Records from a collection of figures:
|---|

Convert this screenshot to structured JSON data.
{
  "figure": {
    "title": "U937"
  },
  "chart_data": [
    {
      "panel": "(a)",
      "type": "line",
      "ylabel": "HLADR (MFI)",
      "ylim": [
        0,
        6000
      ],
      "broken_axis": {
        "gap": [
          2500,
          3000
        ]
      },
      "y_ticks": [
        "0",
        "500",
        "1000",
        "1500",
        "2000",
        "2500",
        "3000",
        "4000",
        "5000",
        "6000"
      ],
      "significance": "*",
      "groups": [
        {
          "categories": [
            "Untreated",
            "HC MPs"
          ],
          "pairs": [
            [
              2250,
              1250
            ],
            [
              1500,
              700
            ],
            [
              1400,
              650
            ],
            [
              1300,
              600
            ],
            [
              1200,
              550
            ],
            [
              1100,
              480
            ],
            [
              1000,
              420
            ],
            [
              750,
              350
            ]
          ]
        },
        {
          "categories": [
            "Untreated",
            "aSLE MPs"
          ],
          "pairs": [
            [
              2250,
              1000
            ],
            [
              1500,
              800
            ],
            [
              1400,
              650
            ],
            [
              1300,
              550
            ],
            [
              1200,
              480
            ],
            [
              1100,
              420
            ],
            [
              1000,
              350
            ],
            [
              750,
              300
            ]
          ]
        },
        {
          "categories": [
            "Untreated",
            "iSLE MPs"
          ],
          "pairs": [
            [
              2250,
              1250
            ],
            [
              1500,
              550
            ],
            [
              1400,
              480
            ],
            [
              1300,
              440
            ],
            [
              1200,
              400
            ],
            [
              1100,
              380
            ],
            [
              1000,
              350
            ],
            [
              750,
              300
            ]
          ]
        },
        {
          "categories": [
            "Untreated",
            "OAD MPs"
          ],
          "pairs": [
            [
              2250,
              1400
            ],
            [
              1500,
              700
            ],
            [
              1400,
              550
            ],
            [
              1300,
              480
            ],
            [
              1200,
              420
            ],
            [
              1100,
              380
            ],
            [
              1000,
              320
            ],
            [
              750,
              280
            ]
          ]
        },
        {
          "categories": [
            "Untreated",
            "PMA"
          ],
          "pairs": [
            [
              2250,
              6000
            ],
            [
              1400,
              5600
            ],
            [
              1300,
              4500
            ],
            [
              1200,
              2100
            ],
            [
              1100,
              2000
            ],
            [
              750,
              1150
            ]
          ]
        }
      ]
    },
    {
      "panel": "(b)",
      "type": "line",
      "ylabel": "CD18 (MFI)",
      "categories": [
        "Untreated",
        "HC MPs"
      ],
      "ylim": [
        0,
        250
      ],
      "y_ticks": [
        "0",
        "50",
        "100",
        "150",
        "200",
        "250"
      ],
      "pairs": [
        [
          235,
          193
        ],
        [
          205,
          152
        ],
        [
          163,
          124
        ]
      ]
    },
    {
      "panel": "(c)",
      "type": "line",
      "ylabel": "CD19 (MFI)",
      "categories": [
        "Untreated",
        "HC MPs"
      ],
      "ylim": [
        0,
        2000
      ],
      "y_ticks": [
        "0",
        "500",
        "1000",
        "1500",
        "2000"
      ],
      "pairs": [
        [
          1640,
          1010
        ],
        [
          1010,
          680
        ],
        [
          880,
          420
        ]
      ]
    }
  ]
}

|---|

→ **TASK GOAL**:
Type out the whole listing above again, exactly as it stands.

→ **SOLUTION FOR THIS TASK**:
Convert this screenshot to structured JSON data.
{
  "figure": {
    "title": "U937"
  },
  "chart_data": [
    {
      "panel": "(a)",
      "type": "line",
      "ylabel": "HLADR (MFI)",
      "ylim": [
        0,
        6000
      ],
      "broken_axis": {
        "gap": [
          2500,
          3000
        ]
      },
      "y_ticks": [
        "0",
        "500",
        "1000",
        "1500",
        "2000",
        "2500",
        "3000",
        "4000",
        "5000",
        "6000"
      ],
      "significance": "*",
      "groups": [
        {
          "categories": [
            "Untreated",
            "HC MPs"
          ],
          "pairs": [
            [
              2250,
              1250
            ],
            [
              1500,
              700
            ],
            [
              1400,
              650
            ],
            [
              1300,
              600
            ],
            [
              1200,
              550
            ],
            [
              1100,
              480
            ],
            [
              1000,
              420
            ],
            [
              750,
              350
            ]
          ]
        },
        {
          "categories": [
            "Untreated",
            "aSLE MPs"
          ],
          "pairs": [
            [
              2250,
              1000
            ],
            [
              1500,
              800
            ],
            [
              1400,
              650
            ],
            [
              1300,
              550
            ],
            [
              1200,
              480
            ],
            [
              1100,
              420
            ],
            [
              1000,
              350
            ],
            [
              750,
              300
            ]
          ]
        },
        {
          "categories": [
            "Untreated",
            "iSLE MPs"
          ],
          "pairs": [
            [
              2250,
              1250
            ],
            [
              1500,
              550
            ],
            [
              1400,
              480
            ],
            [
              1300,
              440
            ],
            [
              1200,
              400
            ],
            [
              1100,
              380
            ],
            [
              1000,
              350
            ],
            [
              750,
              300
            ]
          ]
        },
        {
          "categories": [
            "Untreated",
            "OAD MPs"
          ],
          "pairs": [
            [
              2250,
              1400
            ],
            [
              1500,
              700
            ],
            [
              1400,
              550
            ],
            [
              1300,
              480
            ],
            [
              1200,
              420
            ],
            [
              1100,
              380
            ],
            [
              1000,
              320
            ],
            [
              750,
              280
            ]
          ]
        },
        {
          "categories": [
            "Untreated",
            "PMA"
          ],
          "pairs": [
            [
              2250,
              6000
            ],
            [
              1400,
              5600
            ],
            [
              1300,
              4500
            ],
            [
              1200,
              2100
            ],
            [
              1100,
              2000
            ],
            [
              750,
              1150
            ]
          ]
        }
      ]
    },
    {
      "panel": "(b)",
      "type": "line",
      "ylabel": "CD18 (MFI)",
      "categories": [
        "Untreated",
        "HC MPs"
      ],
      "ylim": [
        0,
        250
      ],
      "y_ticks": [
        "0",
        "50",
        "100",
        "150",
        "200",
        "250"
      ],
      "pairs": [
        [
          235,
          193
        ],
        [
          205,
          152
        ],
        [
          163,
          124
        ]
      ]
    },
    {
      "panel": "(c)",
      "type": "line",
      "ylabel": "CD19 (MFI)",
      "categories": [
        "Untreated",
        "HC MPs"
      ],
      "ylim": [
        0,
        2000
      ],
      "y_ticks": [
        "0",
        "500",
        "1000",
        "1500",
        "2000"
      ],
      "pairs": [
        [
          1640,
          1010
        ],
        [
          1010,
          680
        ],
        [
          880,
          420
        ]
      ]
    }
  ]
}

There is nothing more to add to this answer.